- [THE TASK] Restate the records below word for word, and omit the images they hold.

- [LISTED RECORDS]
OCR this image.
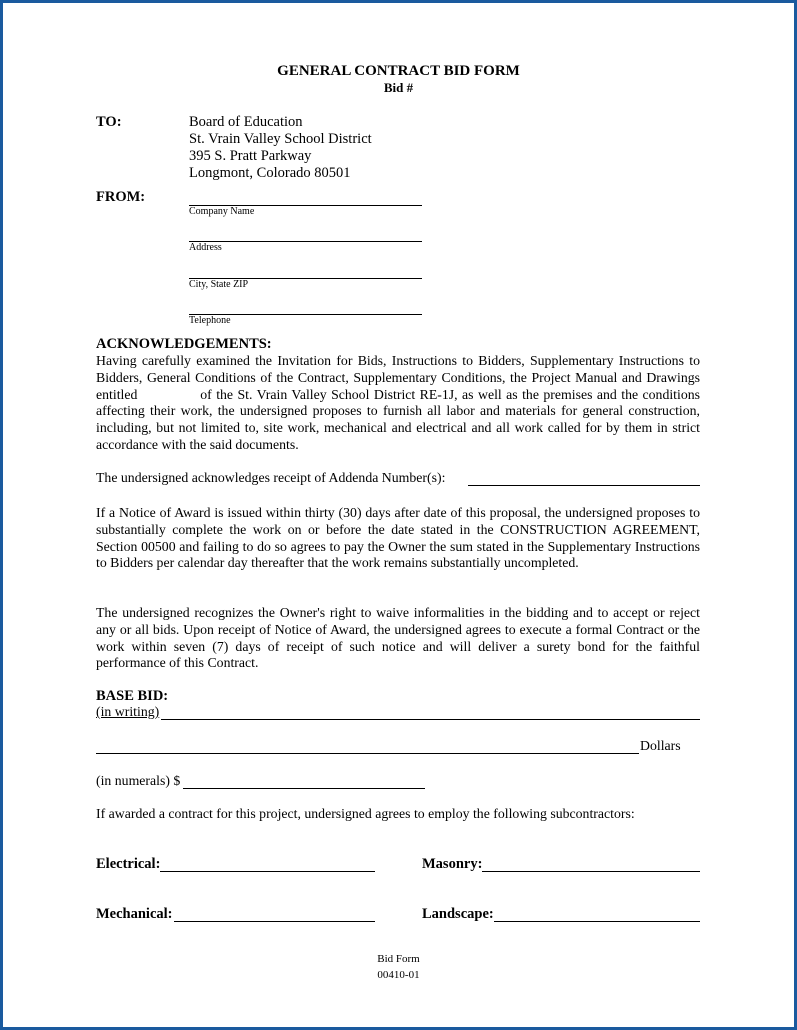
GENERAL CONTRACT BID FORM
Bid #
TO:	Board of Education
St. Vrain Valley School District
395 S. Pratt Parkway
Longmont, Colorado 80501
FROM:
Company Name
Address
City, State ZIP
Telephone
ACKNOWLEDGEMENTS:
Having carefully examined the Invitation for Bids, Instructions to Bidders, Supplementary Instructions to Bidders, General Conditions of the Contract, Supplementary Conditions, the Project Manual and Drawings entitled	of the St. Vrain Valley School District RE-1J, as well as the premises and the conditions affecting their work, the undersigned proposes to furnish all labor and materials for general construction, including, but not limited to, site work, mechanical and electrical and all work called for by them in strict accordance with the said documents.
The undersigned acknowledges receipt of Addenda Number(s):
If a Notice of Award is issued within thirty (30) days after date of this proposal, the undersigned proposes to substantially complete the work on or before the date stated in the CONSTRUCTION AGREEMENT, Section 00500 and failing to do so agrees to pay the Owner the sum stated in the Supplementary Instructions to Bidders per calendar day thereafter that the work remains substantially uncompleted.
The undersigned recognizes the Owner's right to waive informalities in the bidding and to accept or reject any or all bids. Upon receipt of Notice of Award, the undersigned agrees to execute a formal Contract or the work within seven (7) days of receipt of such notice and will deliver a surety bond for the faithful performance of this Contract.
BASE BID:
(in writing)
Dollars
(in numerals) $
If awarded a contract for this project, undersigned agrees to employ the following subcontractors:
Electrical:	Masonry:
Mechanical:	Landscape:
Bid Form
00410-01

- [TASK SOLUTION]
OCR this image.
GENERAL CONTRACT BID FORM
Bid #
TO:	Board of Education
St. Vrain Valley School District
395 S. Pratt Parkway
Longmont, Colorado 80501
FROM:
Company Name
Address
City, State ZIP
Telephone
ACKNOWLEDGEMENTS:
Having carefully examined the Invitation for Bids, Instructions to Bidders, Supplementary Instructions to Bidders, General Conditions of the Contract, Supplementary Conditions, the Project Manual and Drawings entitled	of the St. Vrain Valley School District RE-1J, as well as the premises and the conditions affecting their work, the undersigned proposes to furnish all labor and materials for general construction, including, but not limited to, site work, mechanical and electrical and all work called for by them in strict accordance with the said documents.
The undersigned acknowledges receipt of Addenda Number(s):
If a Notice of Award is issued within thirty (30) days after date of this proposal, the undersigned proposes to substantially complete the work on or before the date stated in the CONSTRUCTION AGREEMENT, Section 00500 and failing to do so agrees to pay the Owner the sum stated in the Supplementary Instructions to Bidders per calendar day thereafter that the work remains substantially uncompleted.
The undersigned recognizes the Owner's right to waive informalities in the bidding and to accept or reject any or all bids. Upon receipt of Notice of Award, the undersigned agrees to execute a formal Contract or the work within seven (7) days of receipt of such notice and will deliver a surety bond for the faithful performance of this Contract.
BASE BID:
(in writing)
Dollars
(in numerals) $
If awarded a contract for this project, undersigned agrees to employ the following subcontractors:
Electrical:	Masonry:
Mechanical:	Landscape:
Bid Form
00410-01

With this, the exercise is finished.